(Your objective) Retype each line exactly. Skip images.

* * *

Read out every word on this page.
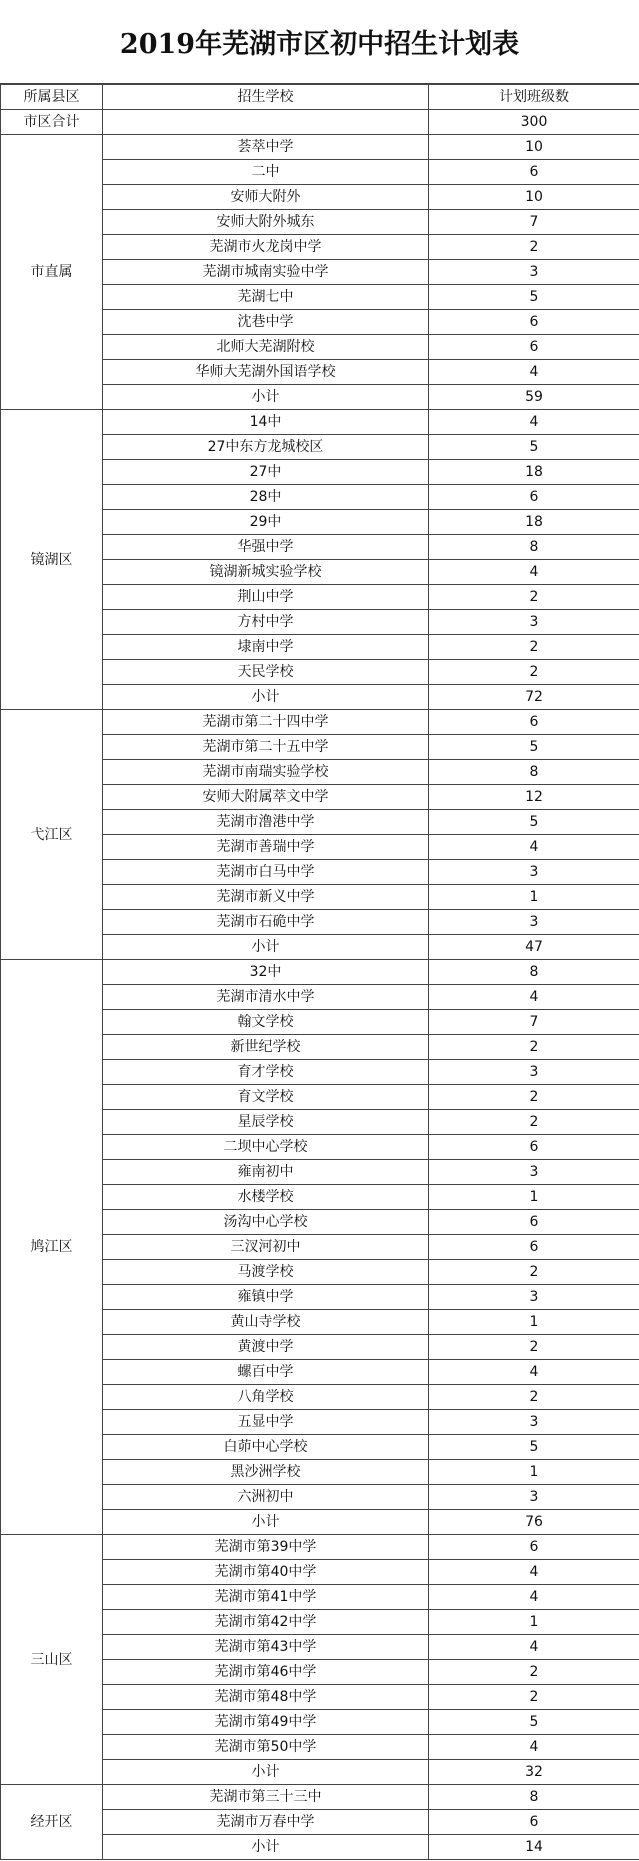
2019年芜湖市区初中招生计划表
所属县区	招生学校	计划班级数
市区合计		300
市直属	荟萃中学	10
	二中	6
	安师大附外	10
	安师大附外城东	7
	芜湖市火龙岗中学	2
	芜湖市城南实验中学	3
	芜湖七中	5
	沈巷中学	6
	北师大芜湖附校	6
	华师大芜湖外国语学校	4
	小计	59
镜湖区	14中	4
	27中东方龙城校区	5
	27中	18
	28中	6
	29中	18
	华强中学	8
	镜湖新城实验学校	4
	荆山中学	2
	方村中学	3
	埭南中学	2
	天民学校	2
	小计	72
弋江区	芜湖市第二十四中学	6
	芜湖市第二十五中学	5
	芜湖市南瑞实验学校	8
	安师大附属萃文中学	12
	芜湖市澛港中学	5
	芜湖市善瑞中学	4
	芜湖市白马中学	3
	芜湖市新义中学	1
	芜湖市石硊中学	3
	小计	47
鸠江区	32中	8
	芜湖市清水中学	4
	翰文学校	7
	新世纪学校	2
	育才学校	3
	育文学校	2
	星辰学校	2
	二坝中心学校	6
	雍南初中	3
	水楼学校	1
	汤沟中心学校	6
	三汊河初中	6
	马渡学校	2
	雍镇中学	3
	黄山寺学校	1
	黄渡中学	2
	螺百中学	4
	八角学校	2
	五显中学	3
	白茆中心学校	5
	黑沙洲学校	1
	六洲初中	3
	小计	76
三山区	芜湖市第39中学	6
	芜湖市第40中学	4
	芜湖市第41中学	4
	芜湖市第42中学	1
	芜湖市第43中学	4
	芜湖市第46中学	2
	芜湖市第48中学	2
	芜湖市第49中学	5
	芜湖市第50中学	4
	小计	32
经开区	芜湖市第三十三中	8
	芜湖市万春中学	6
	小计	14
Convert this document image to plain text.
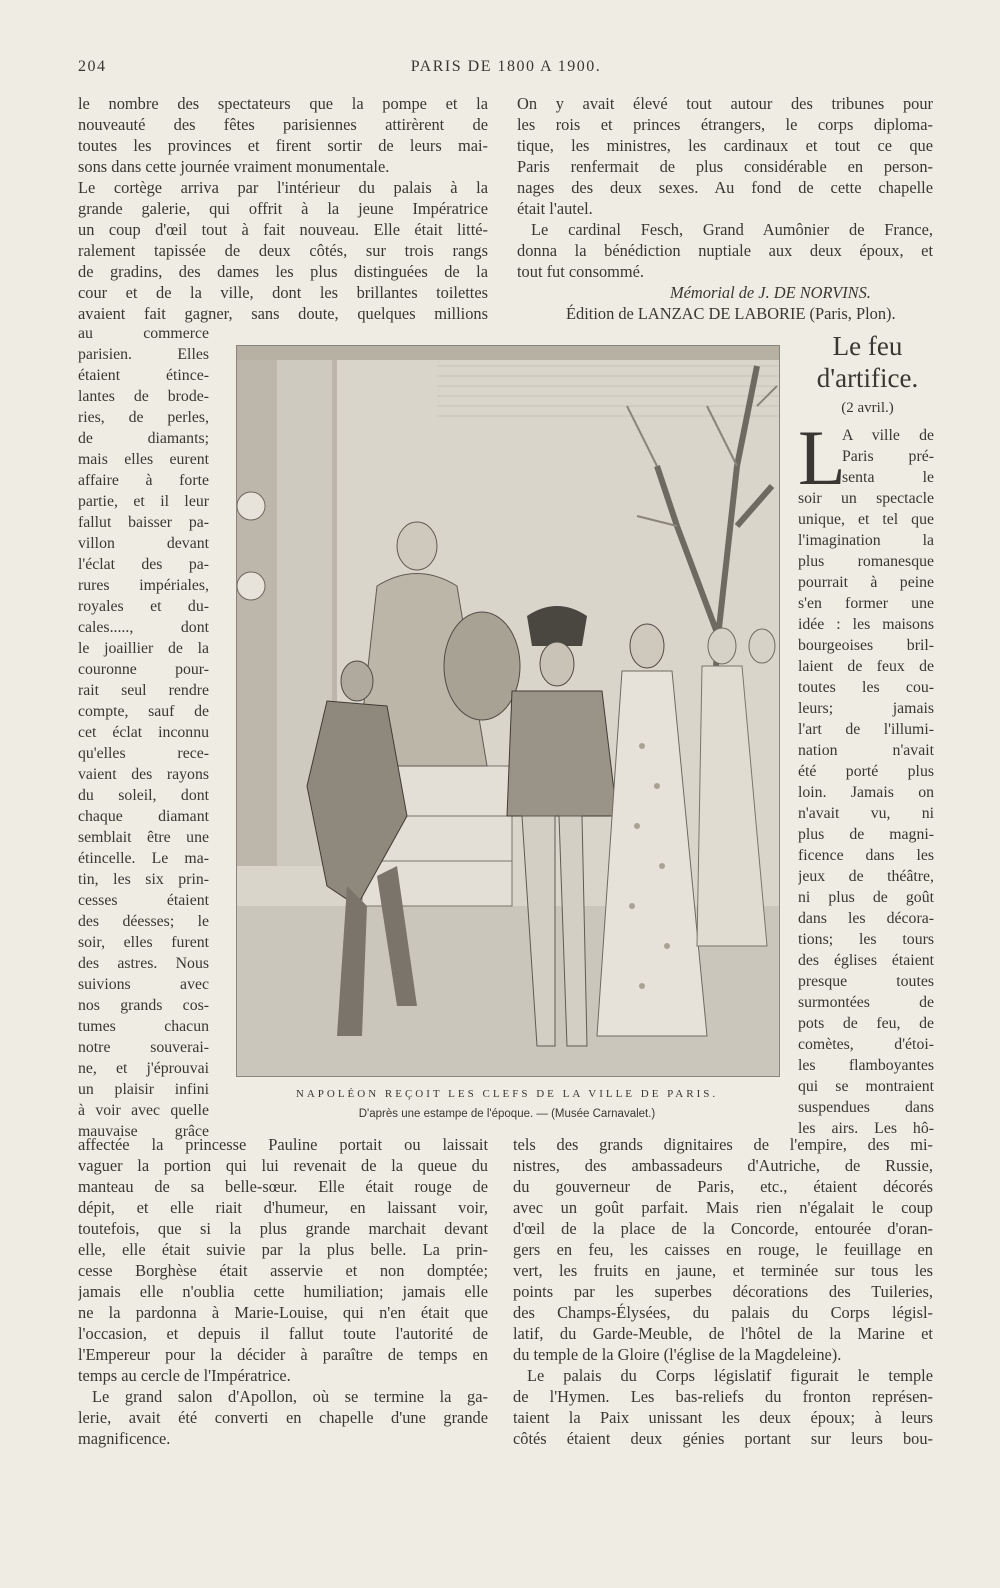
204	PARIS DE 1800 A 1900.
le nombre des spectateurs que la pompe et la
nouveauté des fêtes parisiennes attirèrent de
toutes les provinces et firent sortir de leurs mai-
sons dans cette journée vraiment monumentale.
Le cortège arriva par l'intérieur du palais à la
grande galerie, qui offrit à la jeune Impératrice
un coup d'œil tout à fait nouveau. Elle était litté-
ralement tapissée de deux côtés, sur trois rangs
de gradins, des dames les plus distinguées de la
cour et de la ville, dont les brillantes toilettes
avaient fait gagner, sans doute, quelques millions
au commerce
parisien. Elles
étaient étince-
lantes de brode-
ries, de perles,
de diamants;
mais elles eurent
affaire à forte
partie, et il leur
fallut baisser pa-
villon devant
l'éclat des pa-
rures impériales,
royales et du-
cales....., dont
le joaillier de la
couronne pour-
rait seul rendre
compte, sauf de
cet éclat inconnu
qu'elles rece-
vaient des rayons
du soleil, dont
chaque diamant
semblait être une
étincelle. Le ma-
tin, les six prin-
cesses étaient
des déesses; le
soir, elles furent
des astres. Nous
suivions avec
nos grands cos-
tumes chacun
notre souverai-
ne, et j'éprouvai
un plaisir infini
à voir avec quelle
mauvaise grâce
affectée la princesse Pauline portait ou laissait
vaguer la portion qui lui revenait de la queue du
manteau de sa belle-sœur. Elle était rouge de
dépit, et elle riait d'humeur, en laissant voir,
toutefois, que si la plus grande marchait devant
elle, elle était suivie par la plus belle. La prin-
cesse Borghèse était asservie et non domptée;
jamais elle n'oublia cette humiliation; jamais elle
ne la pardonna à Marie-Louise, qui n'en était que
l'occasion, et depuis il fallut toute l'autorité de
l'Empereur pour la décider à paraître de temps en
temps au cercle de l'Impératrice.
Le grand salon d'Apollon, où se termine la ga-
lerie, avait été converti en chapelle d'une grande
magnificence.
On y avait élevé tout autour des tribunes pour
les rois et princes étrangers, le corps diploma-
tique, les ministres, les cardinaux et tout ce que
Paris renfermait de plus considérable en person-
nages des deux sexes. Au fond de cette chapelle
était l'autel.
Le cardinal Fesch, Grand Aumônier de France,
donna la bénédiction nuptiale aux deux époux, et
tout fut consommé.
Mémorial de J. DE NORVINS.
Édition de LANZAC DE LABORIE (Paris, Plon).
Le feu
d'artifice.
(2 avril.)
L
A ville de
Paris pré-
senta le
soir un spectacle
unique, et tel que
l'imagination la
plus romanesque
pourrait à peine
s'en former une
idée : les maisons
bourgeoises bril-
laient de feux de
toutes les cou-
leurs; jamais
l'art de l'illumi-
nation n'avait
été porté plus
loin. Jamais on
n'avait vu, ni
plus de magni-
ficence dans les
jeux de théâtre,
ni plus de goût
dans les décora-
tions; les tours
des églises étaient
presque toutes
surmontées de
pots de feu, de
comètes, d'étoi-
les flamboyantes
qui se montraient
suspendues dans
les airs. Les hô-
tels des grands dignitaires de l'empire, des mi-
nistres, des ambassadeurs d'Autriche, de Russie,
du gouverneur de Paris, etc., étaient décorés
avec un goût parfait. Mais rien n'égalait le coup
d'œil de la place de la Concorde, entourée d'oran-
gers en feu, les caisses en rouge, le feuillage en
vert, les fruits en jaune, et terminée sur tous les
points par les superbes décorations des Tuileries,
des Champs-Élysées, du palais du Corps législ-
latif, du Garde-Meuble, de l'hôtel de la Marine et
du temple de la Gloire (l'église de la Magdeleine).
Le palais du Corps législatif figurait le temple
de l'Hymen. Les bas-reliefs du fronton représen-
taient la Paix unissant les deux époux; à leurs
côtés étaient deux génies portant sur leurs bou-
NAPOLÉON REÇOIT LES CLEFS DE LA VILLE DE PARIS.
D'après une estampe de l'époque. — (Musée Carnavalet.)
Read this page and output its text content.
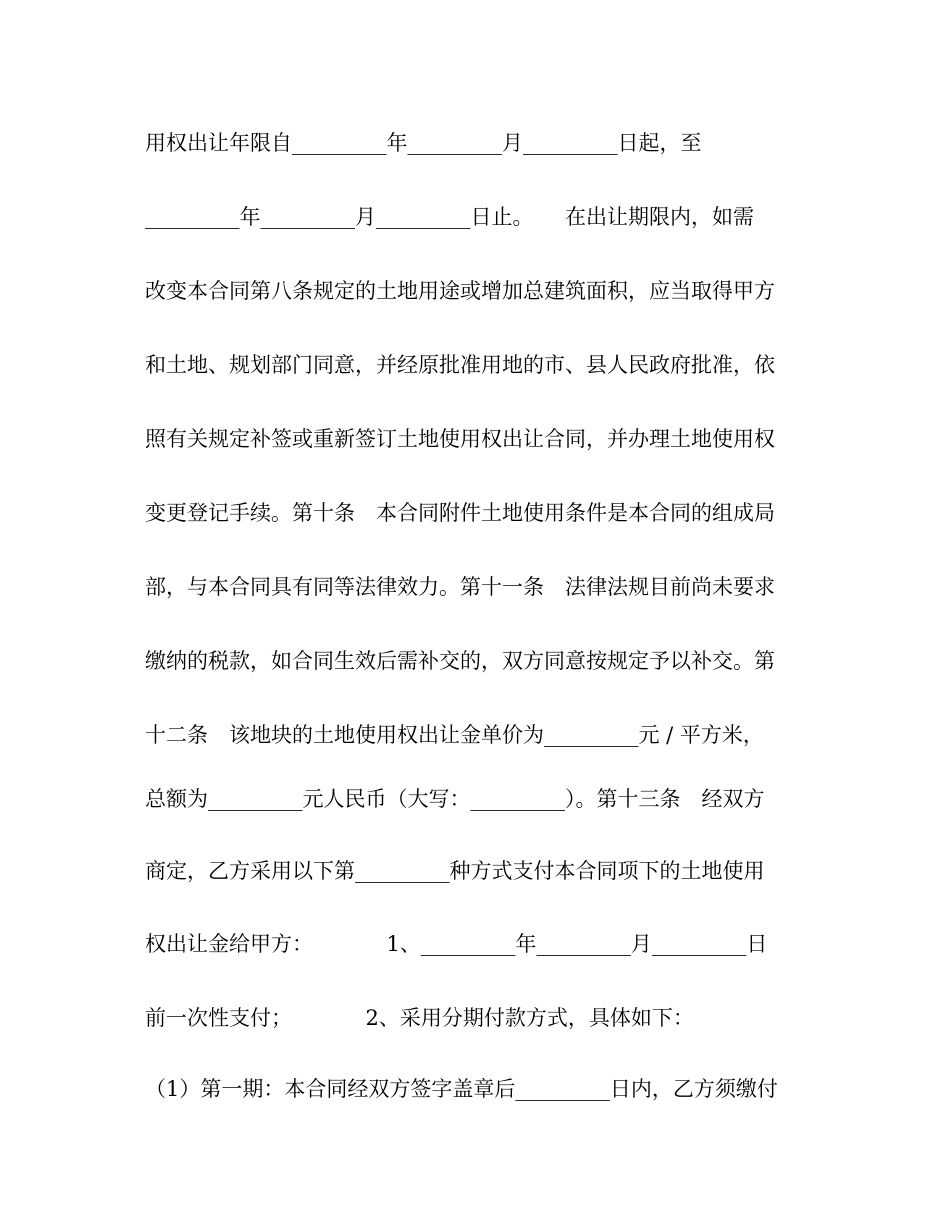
用权出让年限自_________年_________月_________日起，至
_________年_________月_________日止。　　在出让期限内，如需
改变本合同第八条规定的土地用途或增加总建筑面积，应当取得甲方
和土地、规划部门同意，并经原批准用地的市、县人民政府批准，依
照有关规定补签或重新签订土地使用权出让合同，并办理土地使用权
变更登记手续。第十条　本合同附件土地使用条件是本合同的组成局
部，与本合同具有同等法律效力。第十一条　法律法规目前尚未要求
缴纳的税款，如合同生效后需补交的，双方同意按规定予以补交。第
十二条　该地块的土地使用权出让金单价为_________元 / 平方米，
总额为_________元人民币（大写：_________）。第十三条　经双方
商定，乙方采用以下第_________种方式支付本合同项下的土地使用
权出让金给甲方：　　　　1、_________年_________月_________日
前一次性支付；　　　　2、采用分期付款方式，具体如下：
（1）第一期：本合同经双方签字盖章后_________日内，乙方须缴付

* * *

(Exercise result)
Read out every word on this page.
2019年芜湖市区初中招生计划表
所属县区	招生学校	计划班级数
市区合计		300
市直属	荟萃中学	10
	二中	6
	安师大附外	10
	安师大附外城东	7
	芜湖市火龙岗中学	2
	芜湖市城南实验中学	3
	芜湖七中	5
	沈巷中学	6
	北师大芜湖附校	6
	华师大芜湖外国语学校	4
	小计	59
镜湖区	14中	4
	27中东方龙城校区	5
	27中	18
	28中	6
	29中	18
	华强中学	8
	镜湖新城实验学校	4
	荆山中学	2
	方村中学	3
	埭南中学	2
	天民学校	2
	小计	72
弋江区	芜湖市第二十四中学	6
	芜湖市第二十五中学	5
	芜湖市南瑞实验学校	8
	安师大附属萃文中学	12
	芜湖市澛港中学	5
	芜湖市善瑞中学	4
	芜湖市白马中学	3
	芜湖市新义中学	1
	芜湖市石硊中学	3
	小计	47
鸠江区	32中	8
	芜湖市清水中学	4
	翰文学校	7
	新世纪学校	2
	育才学校	3
	育文学校	2
	星辰学校	2
	二坝中心学校	6
	雍南初中	3
	水楼学校	1
	汤沟中心学校	6
	三汊河初中	6
	马渡学校	2
	雍镇中学	3
	黄山寺学校	1
	黄渡中学	2
	螺百中学	4
	八角学校	2
	五显中学	3
	白茆中心学校	5
	黑沙洲学校	1
	六洲初中	3
	小计	76
三山区	芜湖市第39中学	6
	芜湖市第40中学	4
	芜湖市第41中学	4
	芜湖市第42中学	1
	芜湖市第43中学	4
	芜湖市第46中学	2
	芜湖市第48中学	2
	芜湖市第49中学	5
	芜湖市第50中学	4
	小计	32
经开区	芜湖市第三十三中	8
	芜湖市万春中学	6
	小计	14
Convert this document image to plain text.
204	PARIS DE 1800 A 1900.
le nombre des spectateurs que la pompe et la
nouveauté des fêtes parisiennes attirèrent de
toutes les provinces et firent sortir de leurs mai-
sons dans cette journée vraiment monumentale.
Le cortège arriva par l'intérieur du palais à la
grande galerie, qui offrit à la jeune Impératrice
un coup d'œil tout à fait nouveau. Elle était litté-
ralement tapissée de deux côtés, sur trois rangs
de gradins, des dames les plus distinguées de la
cour et de la ville, dont les brillantes toilettes
avaient fait gagner, sans doute, quelques millions
au commerce
parisien. Elles
étaient étince-
lantes de brode-
ries, de perles,
de diamants;
mais elles eurent
affaire à forte
partie, et il leur
fallut baisser pa-
villon devant
l'éclat des pa-
rures impériales,
royales et du-
cales....., dont
le joaillier de la
couronne pour-
rait seul rendre
compte, sauf de
cet éclat inconnu
qu'elles rece-
vaient des rayons
du soleil, dont
chaque diamant
semblait être une
étincelle. Le ma-
tin, les six prin-
cesses étaient
des déesses; le
soir, elles furent
des astres. Nous
suivions avec
nos grands cos-
tumes chacun
notre souverai-
ne, et j'éprouvai
un plaisir infini
à voir avec quelle
mauvaise grâce
affectée la princesse Pauline portait ou laissait
vaguer la portion qui lui revenait de la queue du
manteau de sa belle-sœur. Elle était rouge de
dépit, et elle riait d'humeur, en laissant voir,
toutefois, que si la plus grande marchait devant
elle, elle était suivie par la plus belle. La prin-
cesse Borghèse était asservie et non domptée;
jamais elle n'oublia cette humiliation; jamais elle
ne la pardonna à Marie-Louise, qui n'en était que
l'occasion, et depuis il fallut toute l'autorité de
l'Empereur pour la décider à paraître de temps en
temps au cercle de l'Impératrice.
Le grand salon d'Apollon, où se termine la ga-
lerie, avait été converti en chapelle d'une grande
magnificence.
On y avait élevé tout autour des tribunes pour
les rois et princes étrangers, le corps diploma-
tique, les ministres, les cardinaux et tout ce que
Paris renfermait de plus considérable en person-
nages des deux sexes. Au fond de cette chapelle
était l'autel.
Le cardinal Fesch, Grand Aumônier de France,
donna la bénédiction nuptiale aux deux époux, et
tout fut consommé.
Mémorial de J. DE NORVINS.
Édition de LANZAC DE LABORIE (Paris, Plon).
Le feu
d'artifice.
(2 avril.)
L
A ville de
Paris pré-
senta le
soir un spectacle
unique, et tel que
l'imagination la
plus romanesque
pourrait à peine
s'en former une
idée : les maisons
bourgeoises bril-
laient de feux de
toutes les cou-
leurs; jamais
l'art de l'illumi-
nation n'avait
été porté plus
loin. Jamais on
n'avait vu, ni
plus de magni-
ficence dans les
jeux de théâtre,
ni plus de goût
dans les décora-
tions; les tours
des églises étaient
presque toutes
surmontées de
pots de feu, de
comètes, d'étoi-
les flamboyantes
qui se montraient
suspendues dans
les airs. Les hô-
tels des grands dignitaires de l'empire, des mi-
nistres, des ambassadeurs d'Autriche, de Russie,
du gouverneur de Paris, etc., étaient décorés
avec un goût parfait. Mais rien n'égalait le coup
d'œil de la place de la Concorde, entourée d'oran-
gers en feu, les caisses en rouge, le feuillage en
vert, les fruits en jaune, et terminée sur tous les
points par les superbes décorations des Tuileries,
des Champs-Élysées, du palais du Corps législ-
latif, du Garde-Meuble, de l'hôtel de la Marine et
du temple de la Gloire (l'église de la Magdeleine).
Le palais du Corps législatif figurait le temple
de l'Hymen. Les bas-reliefs du fronton représen-
taient la Paix unissant les deux époux; à leurs
côtés étaient deux génies portant sur leurs bou-
NAPOLÉON REÇOIT LES CLEFS DE LA VILLE DE PARIS.
D'après une estampe de l'époque. — (Musée Carnavalet.)
Read this page and output its text content.
用权出让年限自_________年_________月_________日起，至
_________年_________月_________日止。　　在出让期限内，如需
改变本合同第八条规定的土地用途或增加总建筑面积，应当取得甲方
和土地、规划部门同意，并经原批准用地的市、县人民政府批准，依
照有关规定补签或重新签订土地使用权出让合同，并办理土地使用权
变更登记手续。第十条　本合同附件土地使用条件是本合同的组成局
部，与本合同具有同等法律效力。第十一条　法律法规目前尚未要求
缴纳的税款，如合同生效后需补交的，双方同意按规定予以补交。第
十二条　该地块的土地使用权出让金单价为_________元 / 平方米，
总额为_________元人民币（大写：_________）。第十三条　经双方
商定，乙方采用以下第_________种方式支付本合同项下的土地使用
权出让金给甲方：　　　　1、_________年_________月_________日
前一次性支付；　　　　2、采用分期付款方式，具体如下：
（1）第一期：本合同经双方签字盖章后_________日内，乙方须缴付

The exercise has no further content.